Every entry must be echoed exactly.

....

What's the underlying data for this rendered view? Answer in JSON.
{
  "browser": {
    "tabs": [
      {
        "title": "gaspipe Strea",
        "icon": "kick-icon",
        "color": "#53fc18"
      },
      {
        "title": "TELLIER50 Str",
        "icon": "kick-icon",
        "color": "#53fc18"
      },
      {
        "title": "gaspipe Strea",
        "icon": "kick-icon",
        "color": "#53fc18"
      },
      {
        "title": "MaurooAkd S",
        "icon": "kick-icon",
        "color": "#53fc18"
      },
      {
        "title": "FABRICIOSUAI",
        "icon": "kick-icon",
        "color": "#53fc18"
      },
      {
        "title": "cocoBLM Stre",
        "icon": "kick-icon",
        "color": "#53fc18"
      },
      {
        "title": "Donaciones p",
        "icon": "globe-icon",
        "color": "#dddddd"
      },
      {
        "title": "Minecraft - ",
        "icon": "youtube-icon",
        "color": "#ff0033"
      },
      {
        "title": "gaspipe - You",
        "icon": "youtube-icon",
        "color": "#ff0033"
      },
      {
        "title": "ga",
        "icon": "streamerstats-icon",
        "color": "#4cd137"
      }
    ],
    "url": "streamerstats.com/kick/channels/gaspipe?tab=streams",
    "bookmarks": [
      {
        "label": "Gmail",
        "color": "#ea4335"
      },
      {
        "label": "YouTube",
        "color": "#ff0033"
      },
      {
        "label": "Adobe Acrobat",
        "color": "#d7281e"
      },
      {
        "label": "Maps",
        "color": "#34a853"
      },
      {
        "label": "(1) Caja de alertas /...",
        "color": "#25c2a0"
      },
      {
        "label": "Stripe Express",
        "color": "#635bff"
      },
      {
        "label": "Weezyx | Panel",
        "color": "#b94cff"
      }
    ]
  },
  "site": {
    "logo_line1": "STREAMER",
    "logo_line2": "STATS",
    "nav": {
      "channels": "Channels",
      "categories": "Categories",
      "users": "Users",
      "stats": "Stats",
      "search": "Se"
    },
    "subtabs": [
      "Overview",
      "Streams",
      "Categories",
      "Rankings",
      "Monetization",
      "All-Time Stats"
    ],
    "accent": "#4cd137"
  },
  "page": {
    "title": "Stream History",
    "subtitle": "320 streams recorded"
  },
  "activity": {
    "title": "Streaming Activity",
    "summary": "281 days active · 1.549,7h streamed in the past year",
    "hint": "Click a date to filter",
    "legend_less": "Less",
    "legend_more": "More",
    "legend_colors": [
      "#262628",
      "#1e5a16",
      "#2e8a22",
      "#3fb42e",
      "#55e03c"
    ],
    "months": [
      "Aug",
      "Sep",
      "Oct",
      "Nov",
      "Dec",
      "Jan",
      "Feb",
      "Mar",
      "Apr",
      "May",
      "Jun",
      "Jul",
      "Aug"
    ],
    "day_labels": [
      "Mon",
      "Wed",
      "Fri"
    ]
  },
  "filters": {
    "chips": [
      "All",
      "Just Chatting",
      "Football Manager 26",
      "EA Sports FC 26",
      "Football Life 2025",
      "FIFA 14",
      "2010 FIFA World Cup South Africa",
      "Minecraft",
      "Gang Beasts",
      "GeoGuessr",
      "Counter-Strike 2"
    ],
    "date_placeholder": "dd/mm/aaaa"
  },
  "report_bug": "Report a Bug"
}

....

CORRECT ANSWER
What's the underlying data for this rendered view? Answer in JSON.
{
  "browser": {
    "tabs": [
      {
        "title": "gaspipe Strea",
        "icon": "kick-icon",
        "color": "#53fc18"
      },
      {
        "title": "TELLIER50 Str",
        "icon": "kick-icon",
        "color": "#53fc18"
      },
      {
        "title": "gaspipe Strea",
        "icon": "kick-icon",
        "color": "#53fc18"
      },
      {
        "title": "MaurooAkd S",
        "icon": "kick-icon",
        "color": "#53fc18"
      },
      {
        "title": "FABRICIOSUAI",
        "icon": "kick-icon",
        "color": "#53fc18"
      },
      {
        "title": "cocoBLM Stre",
        "icon": "kick-icon",
        "color": "#53fc18"
      },
      {
        "title": "Donaciones p",
        "icon": "globe-icon",
        "color": "#dddddd"
      },
      {
        "title": "Minecraft - ",
        "icon": "youtube-icon",
        "color": "#ff0033"
      },
      {
        "title": "gaspipe - You",
        "icon": "youtube-icon",
        "color": "#ff0033"
      },
      {
        "title": "ga",
        "icon": "streamerstats-icon",
        "color": "#4cd137"
      }
    ],
    "url": "streamerstats.com/kick/channels/gaspipe?tab=streams",
    "bookmarks": [
      {
        "label": "Gmail",
        "color": "#ea4335"
      },
      {
        "label": "YouTube",
        "color": "#ff0033"
      },
      {
        "label": "Adobe Acrobat",
        "color": "#d7281e"
      },
      {
        "label": "Maps",
        "color": "#34a853"
      },
      {
        "label": "(1) Caja de alertas /...",
        "color": "#25c2a0"
      },
      {
        "label": "Stripe Express",
        "color": "#635bff"
      },
      {
        "label": "Weezyx | Panel",
        "color": "#b94cff"
      }
    ]
  },
  "site": {
    "logo_line1": "STREAMER",
    "logo_line2": "STATS",
    "nav": {
      "channels": "Channels",
      "categories": "Categories",
      "users": "Users",
      "stats": "Stats",
      "search": "Se"
    },
    "subtabs": [
      "Overview",
      "Streams",
      "Categories",
      "Rankings",
      "Monetization",
      "All-Time Stats"
    ],
    "accent": "#4cd137"
  },
  "page": {
    "title": "Stream History",
    "subtitle": "320 streams recorded"
  },
  "activity": {
    "title": "Streaming Activity",
    "summary": "281 days active · 1.549,7h streamed in the past year",
    "hint": "Click a date to filter",
    "legend_less": "Less",
    "legend_more": "More",
    "legend_colors": [
      "#262628",
      "#1e5a16",
      "#2e8a22",
      "#3fb42e",
      "#55e03c"
    ],
    "months": [
      "Aug",
      "Sep",
      "Oct",
      "Nov",
      "Dec",
      "Jan",
      "Feb",
      "Mar",
      "Apr",
      "May",
      "Jun",
      "Jul",
      "Aug"
    ],
    "day_labels": [
      "Mon",
      "Wed",
      "Fri"
    ]
  },
  "filters": {
    "chips": [
      "All",
      "Just Chatting",
      "Football Manager 26",
      "EA Sports FC 26",
      "Football Life 2025",
      "FIFA 14",
      "2010 FIFA World Cup South Africa",
      "Minecraft",
      "Gang Beasts",
      "GeoGuessr",
      "Counter-Strike 2"
    ],
    "date_placeholder": "dd/mm/aaaa"
  },
  "report_bug": "Report a Bug"
}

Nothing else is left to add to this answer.